== Records for this task

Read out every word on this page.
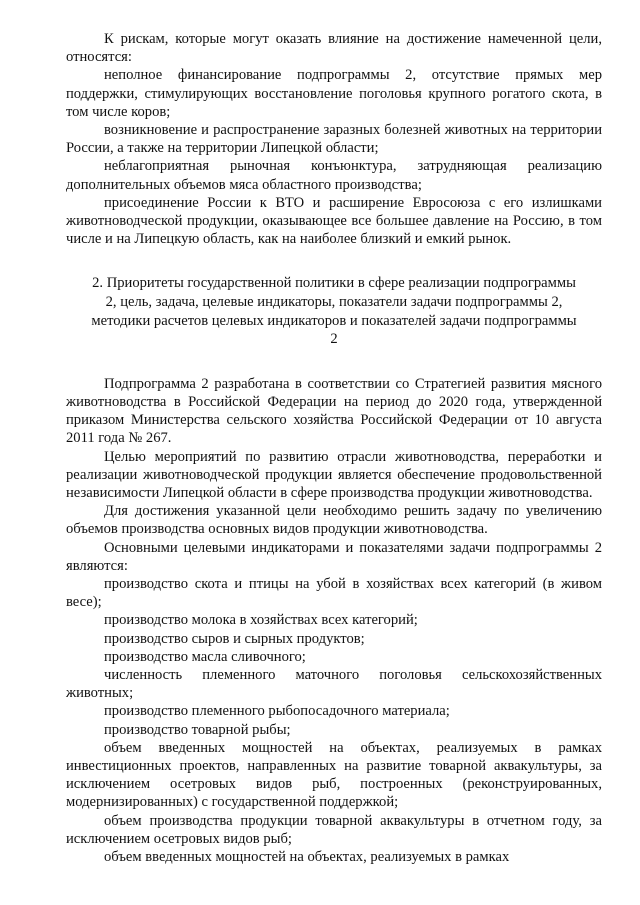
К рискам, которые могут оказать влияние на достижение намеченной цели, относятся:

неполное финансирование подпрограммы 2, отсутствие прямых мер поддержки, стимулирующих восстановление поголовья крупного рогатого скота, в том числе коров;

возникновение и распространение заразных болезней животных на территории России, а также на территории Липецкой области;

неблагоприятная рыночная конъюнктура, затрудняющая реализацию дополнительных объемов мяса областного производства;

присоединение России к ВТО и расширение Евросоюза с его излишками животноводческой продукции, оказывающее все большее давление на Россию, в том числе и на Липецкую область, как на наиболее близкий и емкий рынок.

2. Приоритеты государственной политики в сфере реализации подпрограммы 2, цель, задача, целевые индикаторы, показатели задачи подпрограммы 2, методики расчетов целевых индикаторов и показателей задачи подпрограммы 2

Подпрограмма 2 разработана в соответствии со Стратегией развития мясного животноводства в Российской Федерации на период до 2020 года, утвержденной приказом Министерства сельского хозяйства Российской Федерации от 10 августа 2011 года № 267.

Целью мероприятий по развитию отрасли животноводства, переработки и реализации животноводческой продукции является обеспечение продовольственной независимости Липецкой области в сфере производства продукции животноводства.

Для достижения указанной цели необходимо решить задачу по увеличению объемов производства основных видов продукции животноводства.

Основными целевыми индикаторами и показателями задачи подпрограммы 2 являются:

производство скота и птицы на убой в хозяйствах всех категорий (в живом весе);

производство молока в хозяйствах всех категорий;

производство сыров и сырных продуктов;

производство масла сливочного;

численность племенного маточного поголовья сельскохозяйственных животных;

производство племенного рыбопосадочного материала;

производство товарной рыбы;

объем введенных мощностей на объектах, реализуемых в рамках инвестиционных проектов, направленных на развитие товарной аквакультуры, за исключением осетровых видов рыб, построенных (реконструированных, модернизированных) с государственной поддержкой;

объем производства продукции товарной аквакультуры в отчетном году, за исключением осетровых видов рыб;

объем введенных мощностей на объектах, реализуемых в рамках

====
== Records for this task

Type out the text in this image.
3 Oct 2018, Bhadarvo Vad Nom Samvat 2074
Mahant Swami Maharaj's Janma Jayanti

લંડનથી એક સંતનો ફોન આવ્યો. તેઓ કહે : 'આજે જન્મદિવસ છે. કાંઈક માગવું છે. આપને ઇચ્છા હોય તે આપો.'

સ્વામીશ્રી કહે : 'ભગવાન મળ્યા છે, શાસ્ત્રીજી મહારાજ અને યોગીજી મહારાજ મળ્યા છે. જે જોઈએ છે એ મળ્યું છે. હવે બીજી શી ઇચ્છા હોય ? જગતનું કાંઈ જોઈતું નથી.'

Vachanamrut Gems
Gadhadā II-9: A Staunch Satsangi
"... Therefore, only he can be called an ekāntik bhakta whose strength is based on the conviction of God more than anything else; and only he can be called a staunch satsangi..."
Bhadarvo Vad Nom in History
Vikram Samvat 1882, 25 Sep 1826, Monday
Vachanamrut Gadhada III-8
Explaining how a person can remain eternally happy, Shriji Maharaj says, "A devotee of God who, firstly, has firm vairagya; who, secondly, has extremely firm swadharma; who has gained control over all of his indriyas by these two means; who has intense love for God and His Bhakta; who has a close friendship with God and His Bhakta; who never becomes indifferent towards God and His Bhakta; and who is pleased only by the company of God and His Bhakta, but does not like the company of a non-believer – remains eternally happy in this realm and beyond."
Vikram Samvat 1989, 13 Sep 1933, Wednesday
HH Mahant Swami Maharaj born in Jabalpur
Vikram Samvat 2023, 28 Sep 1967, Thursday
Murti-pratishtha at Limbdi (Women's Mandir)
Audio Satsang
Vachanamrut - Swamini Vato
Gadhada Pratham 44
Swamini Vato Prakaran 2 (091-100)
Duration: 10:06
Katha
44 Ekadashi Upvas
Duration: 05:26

====

> Given instruction: Within the entries above, report how many lines include "объектах", and keep the answer to the number.

> Output: 2